++++ Übungsdaten
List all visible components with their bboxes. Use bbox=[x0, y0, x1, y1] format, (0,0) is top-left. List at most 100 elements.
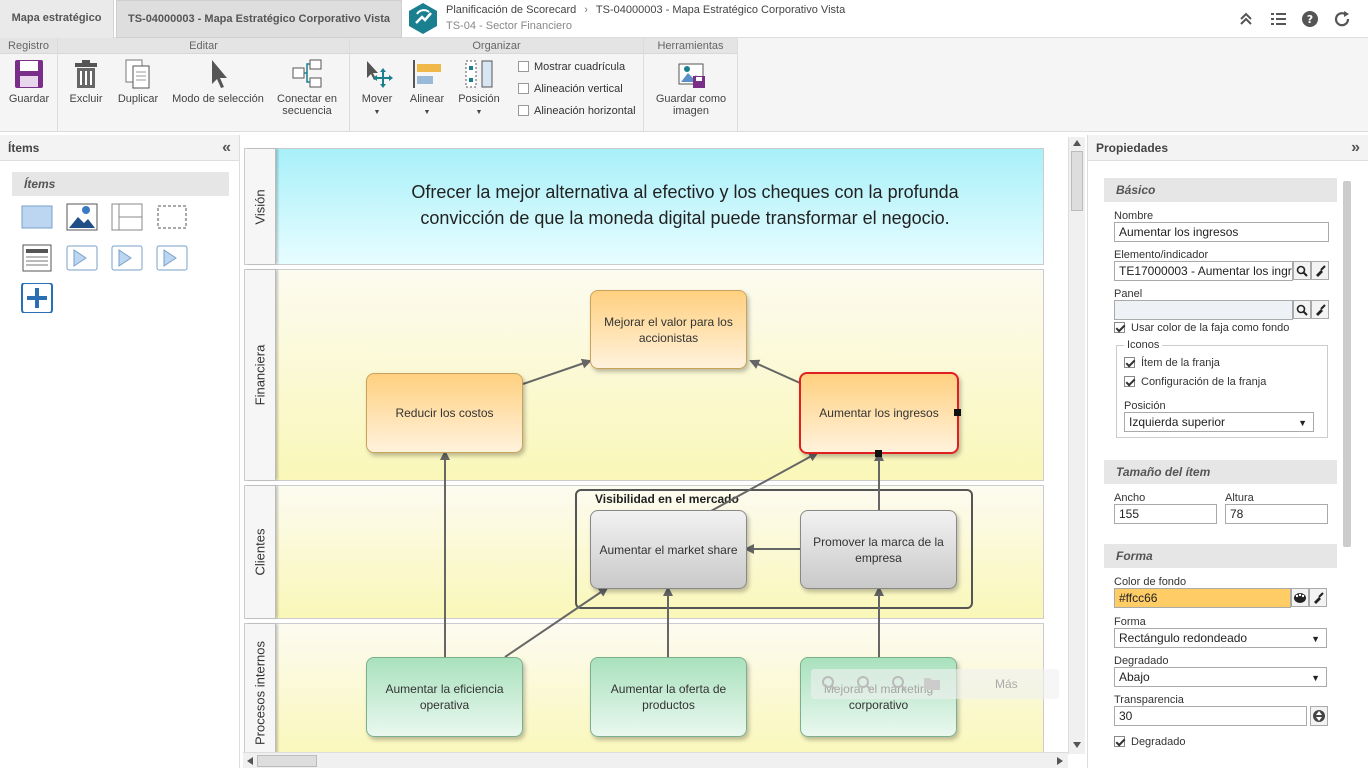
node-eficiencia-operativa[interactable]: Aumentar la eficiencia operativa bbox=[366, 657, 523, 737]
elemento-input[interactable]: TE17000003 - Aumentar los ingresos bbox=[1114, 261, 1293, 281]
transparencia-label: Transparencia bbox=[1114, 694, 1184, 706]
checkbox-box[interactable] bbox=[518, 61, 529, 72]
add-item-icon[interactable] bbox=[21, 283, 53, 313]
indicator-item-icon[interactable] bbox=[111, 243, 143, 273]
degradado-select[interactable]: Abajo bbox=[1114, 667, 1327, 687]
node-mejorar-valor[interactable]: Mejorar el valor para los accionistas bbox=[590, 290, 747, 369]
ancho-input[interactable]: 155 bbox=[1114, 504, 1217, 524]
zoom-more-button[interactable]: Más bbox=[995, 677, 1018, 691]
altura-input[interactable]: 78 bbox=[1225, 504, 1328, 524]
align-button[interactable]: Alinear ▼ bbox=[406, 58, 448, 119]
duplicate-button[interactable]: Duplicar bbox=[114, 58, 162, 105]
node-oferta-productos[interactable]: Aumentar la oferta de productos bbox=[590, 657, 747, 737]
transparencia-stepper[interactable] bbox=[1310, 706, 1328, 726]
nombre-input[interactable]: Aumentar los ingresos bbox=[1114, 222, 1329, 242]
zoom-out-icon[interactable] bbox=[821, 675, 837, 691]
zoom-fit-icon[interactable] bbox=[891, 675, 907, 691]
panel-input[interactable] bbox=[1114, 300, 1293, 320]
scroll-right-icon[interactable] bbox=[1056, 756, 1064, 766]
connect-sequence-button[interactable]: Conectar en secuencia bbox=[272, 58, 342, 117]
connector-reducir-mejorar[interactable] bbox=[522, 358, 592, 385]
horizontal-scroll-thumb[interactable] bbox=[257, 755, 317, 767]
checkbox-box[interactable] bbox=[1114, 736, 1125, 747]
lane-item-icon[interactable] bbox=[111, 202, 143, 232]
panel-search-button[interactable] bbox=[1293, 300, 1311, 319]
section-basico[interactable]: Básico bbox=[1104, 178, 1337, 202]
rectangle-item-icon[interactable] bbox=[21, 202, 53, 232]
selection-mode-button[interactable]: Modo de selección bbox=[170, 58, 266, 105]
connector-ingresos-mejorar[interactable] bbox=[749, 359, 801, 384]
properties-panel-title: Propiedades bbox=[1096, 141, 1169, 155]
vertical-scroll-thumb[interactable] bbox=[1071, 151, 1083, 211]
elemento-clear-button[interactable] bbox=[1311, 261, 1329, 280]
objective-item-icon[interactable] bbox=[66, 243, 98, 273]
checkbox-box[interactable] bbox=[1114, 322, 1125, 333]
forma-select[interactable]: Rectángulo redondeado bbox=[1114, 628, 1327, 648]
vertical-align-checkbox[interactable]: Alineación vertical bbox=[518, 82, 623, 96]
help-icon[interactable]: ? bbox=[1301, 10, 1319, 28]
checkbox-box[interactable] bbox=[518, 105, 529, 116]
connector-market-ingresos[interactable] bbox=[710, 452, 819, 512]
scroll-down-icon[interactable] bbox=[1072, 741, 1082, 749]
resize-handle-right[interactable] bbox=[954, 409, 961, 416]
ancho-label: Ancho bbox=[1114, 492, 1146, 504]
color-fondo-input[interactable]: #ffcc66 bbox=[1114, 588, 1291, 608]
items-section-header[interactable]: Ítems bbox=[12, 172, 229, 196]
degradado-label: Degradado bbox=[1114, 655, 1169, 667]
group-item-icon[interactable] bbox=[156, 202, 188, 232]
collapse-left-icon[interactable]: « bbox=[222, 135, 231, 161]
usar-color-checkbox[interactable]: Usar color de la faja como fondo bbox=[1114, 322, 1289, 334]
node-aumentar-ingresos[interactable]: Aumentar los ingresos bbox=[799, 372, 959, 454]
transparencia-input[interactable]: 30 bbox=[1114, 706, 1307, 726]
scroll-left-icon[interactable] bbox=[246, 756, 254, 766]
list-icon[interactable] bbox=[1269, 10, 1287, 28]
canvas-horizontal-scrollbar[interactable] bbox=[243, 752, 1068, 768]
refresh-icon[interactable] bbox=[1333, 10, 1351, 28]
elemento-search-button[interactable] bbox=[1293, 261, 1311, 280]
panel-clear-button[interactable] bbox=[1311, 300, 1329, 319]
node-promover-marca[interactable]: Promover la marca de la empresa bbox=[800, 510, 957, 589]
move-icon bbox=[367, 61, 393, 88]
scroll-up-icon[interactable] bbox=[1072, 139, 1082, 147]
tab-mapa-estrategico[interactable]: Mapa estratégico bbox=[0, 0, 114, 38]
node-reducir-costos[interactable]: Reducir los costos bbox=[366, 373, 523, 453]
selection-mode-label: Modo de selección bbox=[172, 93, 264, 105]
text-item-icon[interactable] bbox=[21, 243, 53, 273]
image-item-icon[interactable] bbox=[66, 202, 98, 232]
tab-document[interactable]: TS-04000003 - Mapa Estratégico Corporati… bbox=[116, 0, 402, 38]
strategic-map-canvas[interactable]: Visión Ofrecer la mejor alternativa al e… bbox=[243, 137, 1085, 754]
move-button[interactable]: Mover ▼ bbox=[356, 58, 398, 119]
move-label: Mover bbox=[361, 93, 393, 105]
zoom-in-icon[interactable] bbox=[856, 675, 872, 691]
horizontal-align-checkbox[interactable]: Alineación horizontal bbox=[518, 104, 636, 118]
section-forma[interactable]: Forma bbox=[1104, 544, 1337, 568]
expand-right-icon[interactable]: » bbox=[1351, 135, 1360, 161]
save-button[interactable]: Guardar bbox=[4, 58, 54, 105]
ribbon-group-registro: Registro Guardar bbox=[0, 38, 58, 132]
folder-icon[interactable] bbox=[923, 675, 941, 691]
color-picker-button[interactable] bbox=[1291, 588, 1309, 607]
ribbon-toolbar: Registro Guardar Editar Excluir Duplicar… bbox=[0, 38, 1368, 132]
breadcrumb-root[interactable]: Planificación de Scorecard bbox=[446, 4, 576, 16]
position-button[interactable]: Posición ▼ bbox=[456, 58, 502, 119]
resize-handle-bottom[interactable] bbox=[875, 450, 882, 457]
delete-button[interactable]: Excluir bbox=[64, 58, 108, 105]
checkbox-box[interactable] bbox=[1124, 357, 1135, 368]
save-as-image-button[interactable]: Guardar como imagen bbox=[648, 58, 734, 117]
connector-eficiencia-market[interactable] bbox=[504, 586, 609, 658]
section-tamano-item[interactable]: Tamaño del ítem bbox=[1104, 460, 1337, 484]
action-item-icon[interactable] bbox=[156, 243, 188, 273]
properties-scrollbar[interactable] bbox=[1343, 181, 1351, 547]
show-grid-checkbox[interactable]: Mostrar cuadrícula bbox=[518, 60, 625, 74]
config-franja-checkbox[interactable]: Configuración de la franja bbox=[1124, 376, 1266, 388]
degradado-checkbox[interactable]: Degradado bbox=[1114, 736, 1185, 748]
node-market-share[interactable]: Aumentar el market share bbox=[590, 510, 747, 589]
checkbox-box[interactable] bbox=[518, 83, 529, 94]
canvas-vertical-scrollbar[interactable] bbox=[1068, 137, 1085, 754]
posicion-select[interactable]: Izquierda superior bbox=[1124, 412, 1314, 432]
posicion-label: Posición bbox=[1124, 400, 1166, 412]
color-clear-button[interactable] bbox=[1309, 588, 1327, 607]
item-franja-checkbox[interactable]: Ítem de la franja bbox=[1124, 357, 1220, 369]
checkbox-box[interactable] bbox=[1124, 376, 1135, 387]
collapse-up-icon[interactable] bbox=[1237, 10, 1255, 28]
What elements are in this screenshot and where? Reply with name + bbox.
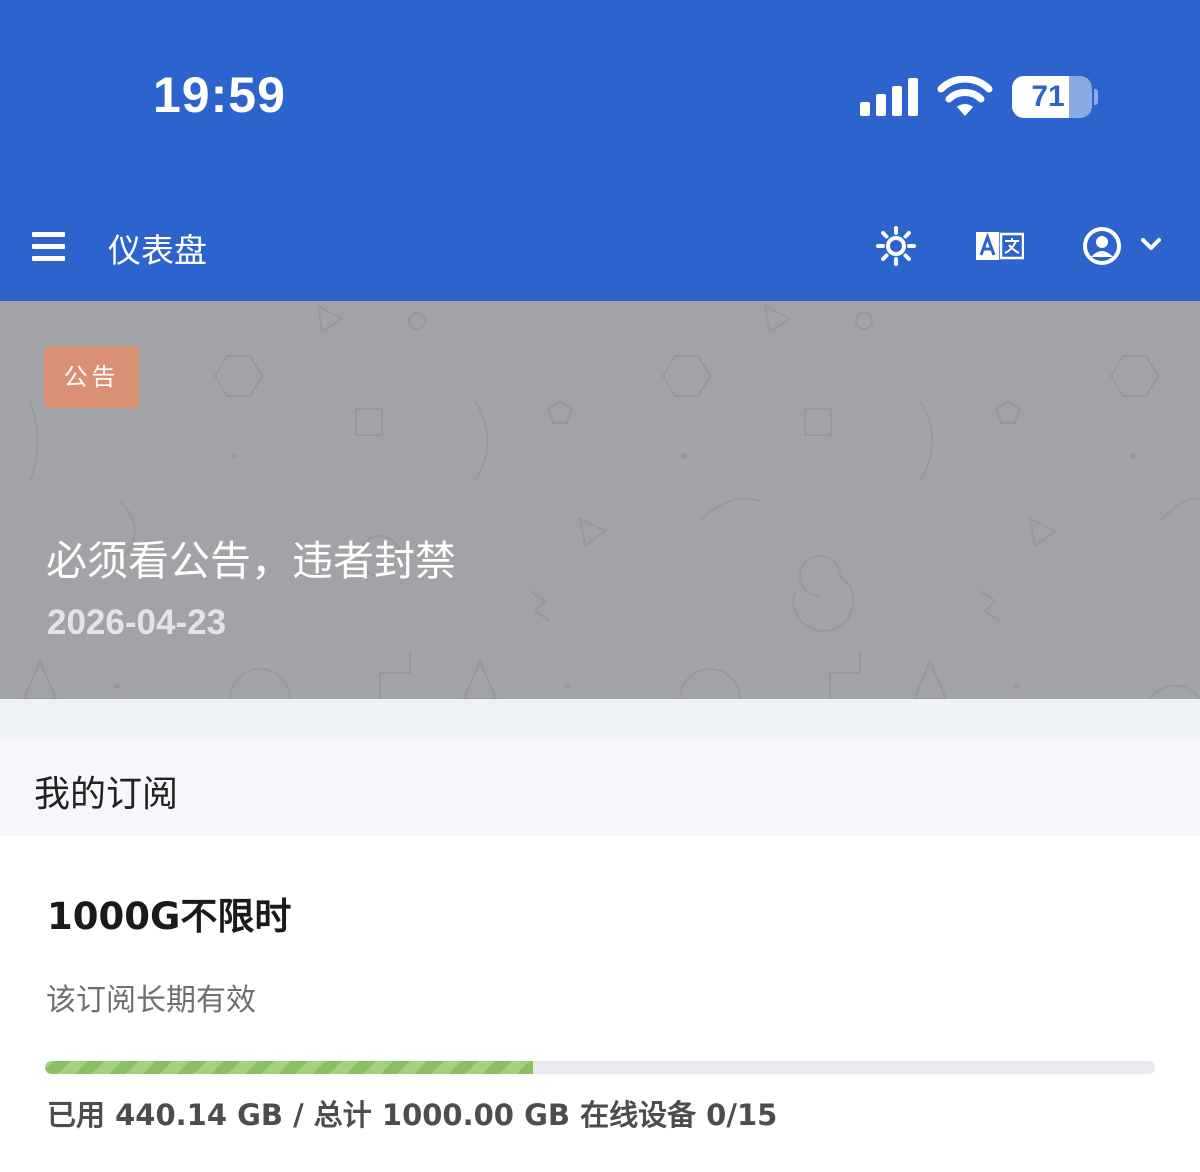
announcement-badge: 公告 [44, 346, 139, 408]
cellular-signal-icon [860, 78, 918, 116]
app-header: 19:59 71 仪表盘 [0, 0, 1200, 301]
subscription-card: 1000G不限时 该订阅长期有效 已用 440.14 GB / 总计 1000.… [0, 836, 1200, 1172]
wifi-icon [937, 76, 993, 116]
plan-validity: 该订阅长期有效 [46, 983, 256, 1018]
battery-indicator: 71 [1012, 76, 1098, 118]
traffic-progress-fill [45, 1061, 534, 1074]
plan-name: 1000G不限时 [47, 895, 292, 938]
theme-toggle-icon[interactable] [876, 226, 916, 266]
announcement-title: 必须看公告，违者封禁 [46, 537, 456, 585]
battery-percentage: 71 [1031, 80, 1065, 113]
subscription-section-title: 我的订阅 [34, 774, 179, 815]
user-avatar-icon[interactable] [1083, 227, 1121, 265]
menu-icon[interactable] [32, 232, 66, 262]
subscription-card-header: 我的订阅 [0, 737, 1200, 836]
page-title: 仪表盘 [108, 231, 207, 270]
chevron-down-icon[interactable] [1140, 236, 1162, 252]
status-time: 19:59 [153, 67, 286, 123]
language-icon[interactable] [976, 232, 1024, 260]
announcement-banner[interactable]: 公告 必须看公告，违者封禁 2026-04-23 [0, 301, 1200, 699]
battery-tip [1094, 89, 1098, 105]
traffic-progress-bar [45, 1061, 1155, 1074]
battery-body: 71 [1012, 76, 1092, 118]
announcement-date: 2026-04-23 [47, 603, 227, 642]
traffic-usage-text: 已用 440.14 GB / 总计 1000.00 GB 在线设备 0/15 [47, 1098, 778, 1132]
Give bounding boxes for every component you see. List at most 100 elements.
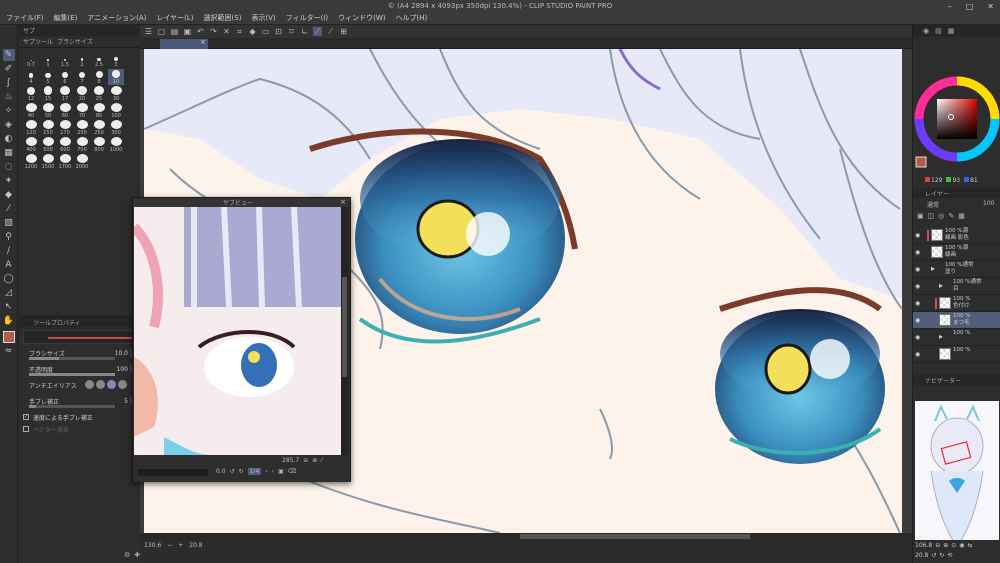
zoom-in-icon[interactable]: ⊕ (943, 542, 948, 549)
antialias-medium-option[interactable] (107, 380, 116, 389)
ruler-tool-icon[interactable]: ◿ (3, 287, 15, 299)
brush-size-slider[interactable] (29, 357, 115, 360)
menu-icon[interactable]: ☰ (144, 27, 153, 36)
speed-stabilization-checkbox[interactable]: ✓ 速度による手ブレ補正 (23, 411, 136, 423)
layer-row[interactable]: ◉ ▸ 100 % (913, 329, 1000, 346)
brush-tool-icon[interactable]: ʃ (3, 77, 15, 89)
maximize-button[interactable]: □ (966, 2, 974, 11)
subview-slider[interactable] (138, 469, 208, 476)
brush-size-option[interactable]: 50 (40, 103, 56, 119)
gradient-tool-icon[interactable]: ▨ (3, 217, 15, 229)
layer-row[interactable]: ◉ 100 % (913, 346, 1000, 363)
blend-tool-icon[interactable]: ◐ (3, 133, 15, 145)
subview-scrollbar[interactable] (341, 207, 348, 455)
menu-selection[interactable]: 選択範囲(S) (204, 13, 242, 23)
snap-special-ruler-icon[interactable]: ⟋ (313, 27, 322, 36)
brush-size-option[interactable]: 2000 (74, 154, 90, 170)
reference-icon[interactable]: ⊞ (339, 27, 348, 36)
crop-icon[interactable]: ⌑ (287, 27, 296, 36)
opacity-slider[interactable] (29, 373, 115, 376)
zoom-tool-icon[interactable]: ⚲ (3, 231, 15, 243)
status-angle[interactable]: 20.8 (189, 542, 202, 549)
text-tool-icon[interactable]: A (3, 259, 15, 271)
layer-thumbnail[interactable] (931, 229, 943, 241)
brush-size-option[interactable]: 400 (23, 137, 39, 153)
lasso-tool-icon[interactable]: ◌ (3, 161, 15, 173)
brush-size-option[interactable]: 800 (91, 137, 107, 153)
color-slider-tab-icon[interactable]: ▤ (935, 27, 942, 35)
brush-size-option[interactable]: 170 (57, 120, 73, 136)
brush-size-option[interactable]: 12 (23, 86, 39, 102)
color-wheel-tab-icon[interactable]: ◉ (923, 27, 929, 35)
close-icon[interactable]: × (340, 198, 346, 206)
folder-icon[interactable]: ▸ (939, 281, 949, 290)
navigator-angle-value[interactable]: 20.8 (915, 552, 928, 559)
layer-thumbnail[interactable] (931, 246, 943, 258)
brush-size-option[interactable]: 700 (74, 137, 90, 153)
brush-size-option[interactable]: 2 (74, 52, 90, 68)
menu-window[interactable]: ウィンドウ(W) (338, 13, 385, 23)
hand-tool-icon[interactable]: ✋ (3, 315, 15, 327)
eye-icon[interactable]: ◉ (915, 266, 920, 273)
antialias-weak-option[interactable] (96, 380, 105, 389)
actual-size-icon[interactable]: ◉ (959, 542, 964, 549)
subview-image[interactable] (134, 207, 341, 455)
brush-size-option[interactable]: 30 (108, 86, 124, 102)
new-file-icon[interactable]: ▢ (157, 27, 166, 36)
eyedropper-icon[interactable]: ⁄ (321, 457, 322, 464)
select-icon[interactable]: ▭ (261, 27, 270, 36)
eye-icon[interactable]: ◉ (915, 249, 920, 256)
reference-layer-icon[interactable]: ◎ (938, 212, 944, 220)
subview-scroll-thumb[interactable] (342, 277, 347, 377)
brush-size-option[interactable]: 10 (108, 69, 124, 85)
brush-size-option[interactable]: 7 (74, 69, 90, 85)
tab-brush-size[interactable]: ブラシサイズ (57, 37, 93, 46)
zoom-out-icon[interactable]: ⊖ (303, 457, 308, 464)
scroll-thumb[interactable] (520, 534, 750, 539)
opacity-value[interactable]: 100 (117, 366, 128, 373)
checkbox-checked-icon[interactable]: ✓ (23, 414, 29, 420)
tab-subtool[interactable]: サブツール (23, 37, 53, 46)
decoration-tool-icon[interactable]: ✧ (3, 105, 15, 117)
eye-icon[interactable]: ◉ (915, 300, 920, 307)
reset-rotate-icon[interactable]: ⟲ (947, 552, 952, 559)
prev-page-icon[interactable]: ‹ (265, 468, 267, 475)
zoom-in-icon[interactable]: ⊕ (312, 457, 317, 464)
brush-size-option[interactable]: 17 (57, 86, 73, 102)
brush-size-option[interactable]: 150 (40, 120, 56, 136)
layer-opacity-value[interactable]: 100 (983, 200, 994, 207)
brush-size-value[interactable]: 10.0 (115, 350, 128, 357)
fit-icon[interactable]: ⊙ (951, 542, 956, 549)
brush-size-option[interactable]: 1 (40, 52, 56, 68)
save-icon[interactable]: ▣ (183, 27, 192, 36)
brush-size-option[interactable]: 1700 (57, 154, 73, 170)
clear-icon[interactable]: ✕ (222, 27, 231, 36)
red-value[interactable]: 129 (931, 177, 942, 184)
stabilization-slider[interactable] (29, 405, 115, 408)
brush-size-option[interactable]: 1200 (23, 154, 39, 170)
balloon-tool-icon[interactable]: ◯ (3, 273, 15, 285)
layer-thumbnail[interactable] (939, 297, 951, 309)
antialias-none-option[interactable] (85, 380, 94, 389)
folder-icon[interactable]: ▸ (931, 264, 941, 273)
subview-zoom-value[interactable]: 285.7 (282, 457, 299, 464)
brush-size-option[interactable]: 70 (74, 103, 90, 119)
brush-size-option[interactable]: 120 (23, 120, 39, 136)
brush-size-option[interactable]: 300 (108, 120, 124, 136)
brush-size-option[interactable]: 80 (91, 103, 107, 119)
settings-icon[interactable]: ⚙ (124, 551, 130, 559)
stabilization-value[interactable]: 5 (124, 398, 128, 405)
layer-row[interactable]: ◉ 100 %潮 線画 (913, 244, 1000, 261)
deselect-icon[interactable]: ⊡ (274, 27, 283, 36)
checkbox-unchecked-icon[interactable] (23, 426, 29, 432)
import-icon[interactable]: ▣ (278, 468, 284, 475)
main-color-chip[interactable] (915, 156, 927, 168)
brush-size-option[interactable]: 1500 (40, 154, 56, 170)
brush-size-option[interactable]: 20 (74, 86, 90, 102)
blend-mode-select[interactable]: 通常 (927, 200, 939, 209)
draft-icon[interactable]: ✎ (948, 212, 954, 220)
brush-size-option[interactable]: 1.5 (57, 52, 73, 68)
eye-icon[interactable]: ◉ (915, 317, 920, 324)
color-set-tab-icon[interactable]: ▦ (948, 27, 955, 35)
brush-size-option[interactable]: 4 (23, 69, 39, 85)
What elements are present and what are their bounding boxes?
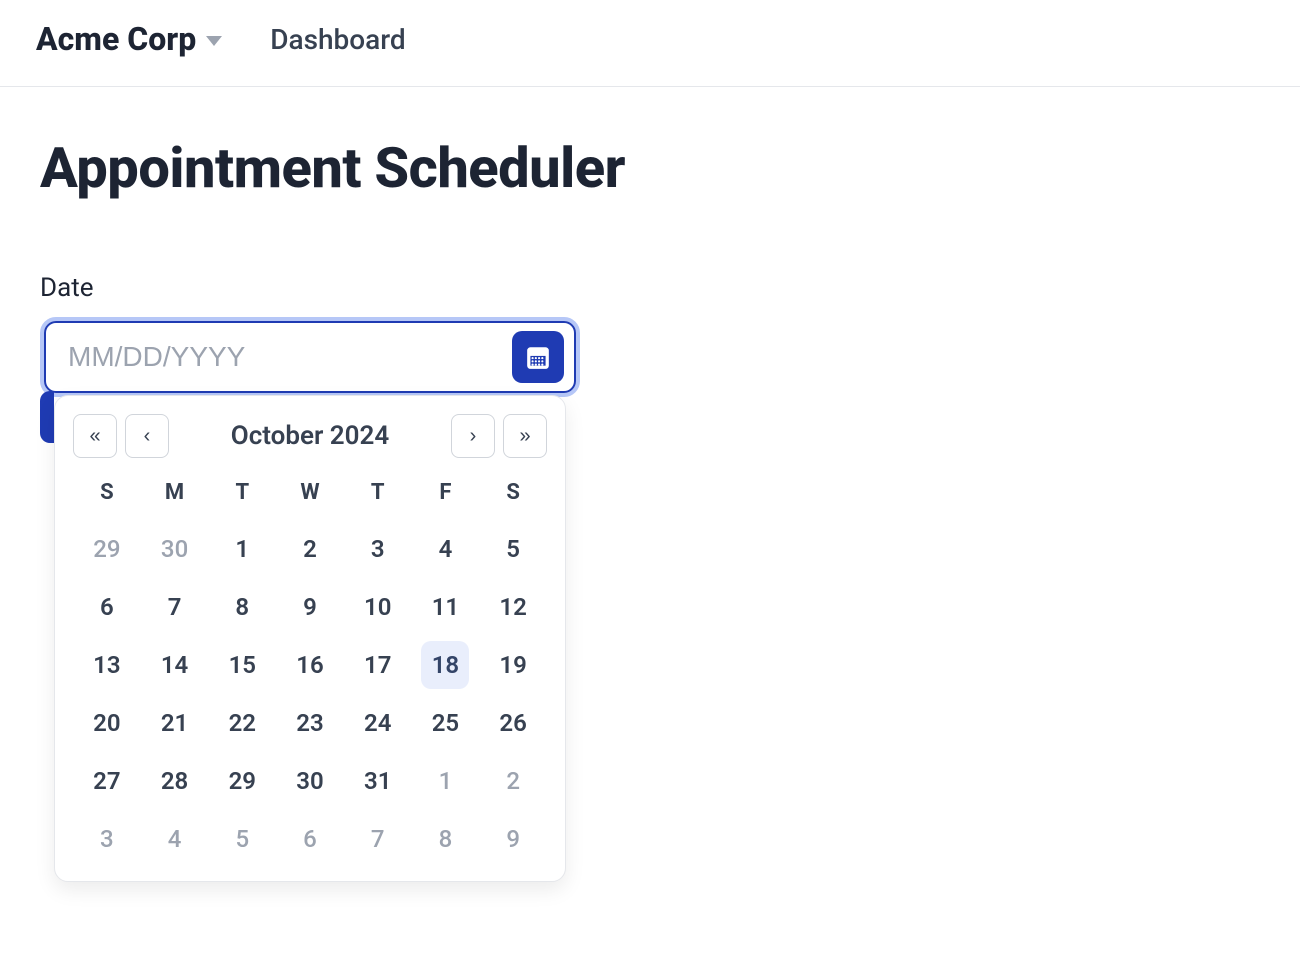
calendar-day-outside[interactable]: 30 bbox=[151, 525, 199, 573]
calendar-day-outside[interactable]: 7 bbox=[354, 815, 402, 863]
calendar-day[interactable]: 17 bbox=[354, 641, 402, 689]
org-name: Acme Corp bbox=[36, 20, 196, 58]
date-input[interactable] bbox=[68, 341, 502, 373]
++++++++
**Ziel:** Stelle aus den Einträgen oben die Zeilen von der Zeile mit "node-eficiencia-operativa[interactable]: Aumentar la" bis zur Zeile mit "panel-input[interactable] bbox=[1114, 300, 1293, 320]", beide eingeschlossen, als nummerierte Liste dar. Lass dabei Leerzeilen weg.

**Antwort:**
1. node-eficiencia-operativa[interactable]: Aumentar la eficiencia operativa bbox=[366, 657, 523, 737]
2. elemento-input[interactable]: TE17000003 - Aumentar los ingresos bbox=[1114, 261, 1293, 281]
3. transparencia-label: Transparencia bbox=[1114, 694, 1184, 706]
4. checkbox-box[interactable] bbox=[518, 61, 529, 72]
5. add-item-icon[interactable] bbox=[21, 283, 53, 313]
6. indicator-item-icon[interactable] bbox=[111, 243, 143, 273]
7. degradado-select[interactable]: Abajo bbox=[1114, 667, 1327, 687]
8. node-mejorar-valor[interactable]: Mejorar el valor para los accionistas bbox=[590, 290, 747, 369]
9. ancho-input[interactable]: 155 bbox=[1114, 504, 1217, 524]
10. zoom-more-button[interactable]: Más bbox=[995, 677, 1018, 691]
11. altura-input[interactable]: 78 bbox=[1225, 504, 1328, 524]
12. align-button[interactable]: Alinear ▼ bbox=[406, 58, 448, 119]
13. duplicate-button[interactable]: Duplicar bbox=[114, 58, 162, 105]
14. node-oferta-productos[interactable]: Aumentar la oferta de productos bbox=[590, 657, 747, 737]
15. transparencia-stepper[interactable] bbox=[1310, 706, 1328, 726]
16. nombre-input[interactable]: Aumentar los ingresos bbox=[1114, 222, 1329, 242]
17. zoom-out-icon[interactable] bbox=[821, 675, 837, 691]
18. zoom-fit-icon[interactable] bbox=[891, 675, 907, 691]
19. panel-input[interactable] bbox=[1114, 300, 1293, 320]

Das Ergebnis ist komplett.